**GOAL OF THE EXERCISE**:
The answer must consist of each line below that contains the word "Microbial", copied in full.

**Transcript entries for document pages**:
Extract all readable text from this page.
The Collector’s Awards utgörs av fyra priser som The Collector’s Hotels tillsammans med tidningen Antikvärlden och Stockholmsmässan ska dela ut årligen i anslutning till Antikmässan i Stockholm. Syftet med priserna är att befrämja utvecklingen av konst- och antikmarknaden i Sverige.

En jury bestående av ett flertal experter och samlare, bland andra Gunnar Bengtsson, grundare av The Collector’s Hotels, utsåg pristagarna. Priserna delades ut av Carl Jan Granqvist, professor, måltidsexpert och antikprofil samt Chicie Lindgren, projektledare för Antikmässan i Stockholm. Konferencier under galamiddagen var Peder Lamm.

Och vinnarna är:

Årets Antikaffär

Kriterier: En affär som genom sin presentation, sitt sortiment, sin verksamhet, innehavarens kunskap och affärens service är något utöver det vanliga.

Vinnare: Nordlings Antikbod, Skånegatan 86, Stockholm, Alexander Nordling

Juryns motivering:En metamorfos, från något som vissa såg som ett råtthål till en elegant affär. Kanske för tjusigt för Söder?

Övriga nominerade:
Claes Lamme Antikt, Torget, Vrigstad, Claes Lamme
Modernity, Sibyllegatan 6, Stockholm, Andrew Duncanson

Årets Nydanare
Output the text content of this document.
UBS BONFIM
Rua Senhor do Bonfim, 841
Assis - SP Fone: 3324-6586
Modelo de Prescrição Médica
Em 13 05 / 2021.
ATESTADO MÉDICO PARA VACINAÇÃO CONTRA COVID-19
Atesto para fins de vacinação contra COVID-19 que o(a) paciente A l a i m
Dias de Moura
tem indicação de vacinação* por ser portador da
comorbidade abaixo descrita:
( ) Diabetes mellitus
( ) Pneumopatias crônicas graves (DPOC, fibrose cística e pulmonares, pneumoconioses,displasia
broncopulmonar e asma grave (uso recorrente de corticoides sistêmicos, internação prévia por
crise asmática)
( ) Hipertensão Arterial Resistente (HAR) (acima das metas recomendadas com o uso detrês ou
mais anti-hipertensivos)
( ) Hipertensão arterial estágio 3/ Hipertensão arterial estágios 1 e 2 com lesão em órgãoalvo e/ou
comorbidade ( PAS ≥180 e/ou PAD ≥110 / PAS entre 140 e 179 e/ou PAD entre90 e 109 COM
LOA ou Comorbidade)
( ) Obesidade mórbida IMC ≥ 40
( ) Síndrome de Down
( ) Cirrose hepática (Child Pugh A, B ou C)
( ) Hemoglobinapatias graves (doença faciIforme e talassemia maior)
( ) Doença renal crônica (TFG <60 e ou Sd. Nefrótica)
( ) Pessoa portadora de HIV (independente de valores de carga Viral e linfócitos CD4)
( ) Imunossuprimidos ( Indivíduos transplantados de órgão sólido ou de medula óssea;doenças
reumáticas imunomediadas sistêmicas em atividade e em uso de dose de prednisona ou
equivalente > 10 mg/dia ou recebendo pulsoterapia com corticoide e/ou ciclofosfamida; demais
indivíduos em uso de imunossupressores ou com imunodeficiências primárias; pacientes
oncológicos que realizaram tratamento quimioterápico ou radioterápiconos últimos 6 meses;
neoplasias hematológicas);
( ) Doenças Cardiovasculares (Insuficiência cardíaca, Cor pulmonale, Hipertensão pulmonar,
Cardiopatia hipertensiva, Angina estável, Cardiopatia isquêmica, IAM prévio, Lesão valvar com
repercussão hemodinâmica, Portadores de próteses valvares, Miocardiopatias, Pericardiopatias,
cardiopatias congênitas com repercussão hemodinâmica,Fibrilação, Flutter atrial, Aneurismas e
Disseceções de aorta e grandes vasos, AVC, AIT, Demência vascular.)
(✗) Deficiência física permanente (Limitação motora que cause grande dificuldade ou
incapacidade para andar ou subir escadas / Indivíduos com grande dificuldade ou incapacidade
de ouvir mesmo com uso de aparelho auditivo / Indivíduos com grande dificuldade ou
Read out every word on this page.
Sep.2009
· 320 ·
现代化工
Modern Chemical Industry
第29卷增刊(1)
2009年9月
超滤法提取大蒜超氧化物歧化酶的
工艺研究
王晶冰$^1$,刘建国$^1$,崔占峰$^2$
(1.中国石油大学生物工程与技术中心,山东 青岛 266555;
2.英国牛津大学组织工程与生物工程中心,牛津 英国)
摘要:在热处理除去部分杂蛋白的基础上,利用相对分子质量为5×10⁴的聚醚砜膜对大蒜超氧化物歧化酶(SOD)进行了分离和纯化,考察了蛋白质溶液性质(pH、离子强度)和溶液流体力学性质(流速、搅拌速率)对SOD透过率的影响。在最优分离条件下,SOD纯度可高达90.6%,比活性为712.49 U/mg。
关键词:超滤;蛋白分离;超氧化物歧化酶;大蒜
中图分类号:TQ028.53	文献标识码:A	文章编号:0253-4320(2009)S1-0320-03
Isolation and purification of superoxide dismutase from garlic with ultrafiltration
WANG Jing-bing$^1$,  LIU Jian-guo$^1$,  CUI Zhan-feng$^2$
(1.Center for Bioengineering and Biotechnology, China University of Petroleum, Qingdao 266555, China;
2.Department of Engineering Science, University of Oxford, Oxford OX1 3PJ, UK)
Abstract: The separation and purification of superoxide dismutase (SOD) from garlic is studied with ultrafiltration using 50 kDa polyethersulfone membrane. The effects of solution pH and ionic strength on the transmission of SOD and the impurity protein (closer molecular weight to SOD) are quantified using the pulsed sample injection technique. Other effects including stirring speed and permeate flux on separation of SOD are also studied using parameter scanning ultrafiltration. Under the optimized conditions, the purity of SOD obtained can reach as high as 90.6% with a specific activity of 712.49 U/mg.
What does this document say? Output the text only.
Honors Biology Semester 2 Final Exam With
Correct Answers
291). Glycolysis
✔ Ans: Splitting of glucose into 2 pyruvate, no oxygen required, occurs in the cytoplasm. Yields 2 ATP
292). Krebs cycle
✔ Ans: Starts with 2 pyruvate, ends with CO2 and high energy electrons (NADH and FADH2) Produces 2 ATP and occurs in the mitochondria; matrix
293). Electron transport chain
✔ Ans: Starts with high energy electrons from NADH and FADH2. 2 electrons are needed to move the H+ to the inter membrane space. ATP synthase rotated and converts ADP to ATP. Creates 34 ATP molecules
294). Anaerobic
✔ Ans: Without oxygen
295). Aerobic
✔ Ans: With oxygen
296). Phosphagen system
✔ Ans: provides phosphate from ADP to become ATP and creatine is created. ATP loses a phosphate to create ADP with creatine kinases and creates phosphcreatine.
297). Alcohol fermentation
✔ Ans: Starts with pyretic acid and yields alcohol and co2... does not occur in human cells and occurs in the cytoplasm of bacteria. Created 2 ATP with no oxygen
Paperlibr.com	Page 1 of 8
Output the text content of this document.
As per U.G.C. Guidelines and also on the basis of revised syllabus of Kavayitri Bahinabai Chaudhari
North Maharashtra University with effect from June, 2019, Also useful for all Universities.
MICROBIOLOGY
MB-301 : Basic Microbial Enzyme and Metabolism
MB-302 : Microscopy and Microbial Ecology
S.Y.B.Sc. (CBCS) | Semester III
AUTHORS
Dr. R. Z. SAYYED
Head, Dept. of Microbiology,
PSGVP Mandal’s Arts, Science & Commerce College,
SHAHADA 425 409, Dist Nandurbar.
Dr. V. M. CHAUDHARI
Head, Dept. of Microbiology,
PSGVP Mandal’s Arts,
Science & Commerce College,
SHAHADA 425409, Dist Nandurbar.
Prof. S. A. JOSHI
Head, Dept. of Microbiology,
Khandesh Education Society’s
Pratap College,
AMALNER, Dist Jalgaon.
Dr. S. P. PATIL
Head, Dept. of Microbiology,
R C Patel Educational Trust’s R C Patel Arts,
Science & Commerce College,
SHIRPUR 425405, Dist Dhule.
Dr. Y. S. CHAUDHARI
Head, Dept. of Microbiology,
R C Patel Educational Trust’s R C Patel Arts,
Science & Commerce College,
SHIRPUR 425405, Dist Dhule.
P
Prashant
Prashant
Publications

**WRITTEN RESPONSE**:
MB-301 : Basic Microbial Enzyme and Metabolism
MB-302 : Microscopy and Microbial Ecology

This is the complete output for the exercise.